*YOUR GOAL*: Go through the records and give each one again exactly.

*DATA LISTING*:

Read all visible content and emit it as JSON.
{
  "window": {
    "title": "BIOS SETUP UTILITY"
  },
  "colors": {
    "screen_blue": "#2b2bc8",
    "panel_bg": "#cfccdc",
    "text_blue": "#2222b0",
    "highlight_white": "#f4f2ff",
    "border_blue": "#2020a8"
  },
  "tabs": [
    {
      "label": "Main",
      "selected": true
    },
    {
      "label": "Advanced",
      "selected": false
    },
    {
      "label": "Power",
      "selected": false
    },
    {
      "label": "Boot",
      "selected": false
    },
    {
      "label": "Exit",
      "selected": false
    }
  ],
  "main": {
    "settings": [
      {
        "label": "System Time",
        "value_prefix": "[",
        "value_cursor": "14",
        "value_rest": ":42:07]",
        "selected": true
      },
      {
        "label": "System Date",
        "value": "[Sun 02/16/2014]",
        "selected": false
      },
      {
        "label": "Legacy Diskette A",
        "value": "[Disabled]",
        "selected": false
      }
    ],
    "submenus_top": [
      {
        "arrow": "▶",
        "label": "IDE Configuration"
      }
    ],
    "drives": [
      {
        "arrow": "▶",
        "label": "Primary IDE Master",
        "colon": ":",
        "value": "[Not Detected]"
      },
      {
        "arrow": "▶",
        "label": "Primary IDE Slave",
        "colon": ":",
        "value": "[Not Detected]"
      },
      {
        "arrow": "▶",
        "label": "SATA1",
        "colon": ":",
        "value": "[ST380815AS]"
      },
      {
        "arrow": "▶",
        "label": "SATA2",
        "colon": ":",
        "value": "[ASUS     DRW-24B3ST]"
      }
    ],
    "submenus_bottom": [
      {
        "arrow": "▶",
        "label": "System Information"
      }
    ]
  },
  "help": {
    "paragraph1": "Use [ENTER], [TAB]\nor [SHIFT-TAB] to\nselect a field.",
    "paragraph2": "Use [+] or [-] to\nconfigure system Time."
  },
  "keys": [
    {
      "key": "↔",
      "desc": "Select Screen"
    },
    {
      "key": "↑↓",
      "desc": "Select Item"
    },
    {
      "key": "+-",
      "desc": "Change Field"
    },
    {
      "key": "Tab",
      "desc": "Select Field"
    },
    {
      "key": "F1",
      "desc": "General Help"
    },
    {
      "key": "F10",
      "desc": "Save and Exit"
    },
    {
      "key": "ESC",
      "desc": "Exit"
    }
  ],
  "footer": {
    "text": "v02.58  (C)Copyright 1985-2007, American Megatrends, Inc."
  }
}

*CORRECT ANSWER*:
Read all visible content and emit it as JSON.
{
  "window": {
    "title": "BIOS SETUP UTILITY"
  },
  "colors": {
    "screen_blue": "#2b2bc8",
    "panel_bg": "#cfccdc",
    "text_blue": "#2222b0",
    "highlight_white": "#f4f2ff",
    "border_blue": "#2020a8"
  },
  "tabs": [
    {
      "label": "Main",
      "selected": true
    },
    {
      "label": "Advanced",
      "selected": false
    },
    {
      "label": "Power",
      "selected": false
    },
    {
      "label": "Boot",
      "selected": false
    },
    {
      "label": "Exit",
      "selected": false
    }
  ],
  "main": {
    "settings": [
      {
        "label": "System Time",
        "value_prefix": "[",
        "value_cursor": "14",
        "value_rest": ":42:07]",
        "selected": true
      },
      {
        "label": "System Date",
        "value": "[Sun 02/16/2014]",
        "selected": false
      },
      {
        "label": "Legacy Diskette A",
        "value": "[Disabled]",
        "selected": false
      }
    ],
    "submenus_top": [
      {
        "arrow": "▶",
        "label": "IDE Configuration"
      }
    ],
    "drives": [
      {
        "arrow": "▶",
        "label": "Primary IDE Master",
        "colon": ":",
        "value": "[Not Detected]"
      },
      {
        "arrow": "▶",
        "label": "Primary IDE Slave",
        "colon": ":",
        "value": "[Not Detected]"
      },
      {
        "arrow": "▶",
        "label": "SATA1",
        "colon": ":",
        "value": "[ST380815AS]"
      },
      {
        "arrow": "▶",
        "label": "SATA2",
        "colon": ":",
        "value": "[ASUS     DRW-24B3ST]"
      }
    ],
    "submenus_bottom": [
      {
        "arrow": "▶",
        "label": "System Information"
      }
    ]
  },
  "help": {
    "paragraph1": "Use [ENTER], [TAB]\nor [SHIFT-TAB] to\nselect a field.",
    "paragraph2": "Use [+] or [-] to\nconfigure system Time."
  },
  "keys": [
    {
      "key": "↔",
      "desc": "Select Screen"
    },
    {
      "key": "↑↓",
      "desc": "Select Item"
    },
    {
      "key": "+-",
      "desc": "Change Field"
    },
    {
      "key": "Tab",
      "desc": "Select Field"
    },
    {
      "key": "F1",
      "desc": "General Help"
    },
    {
      "key": "F10",
      "desc": "Save and Exit"
    },
    {
      "key": "ESC",
      "desc": "Exit"
    }
  ],
  "footer": {
    "text": "v02.58  (C)Copyright 1985-2007, American Megatrends, Inc."
  }
}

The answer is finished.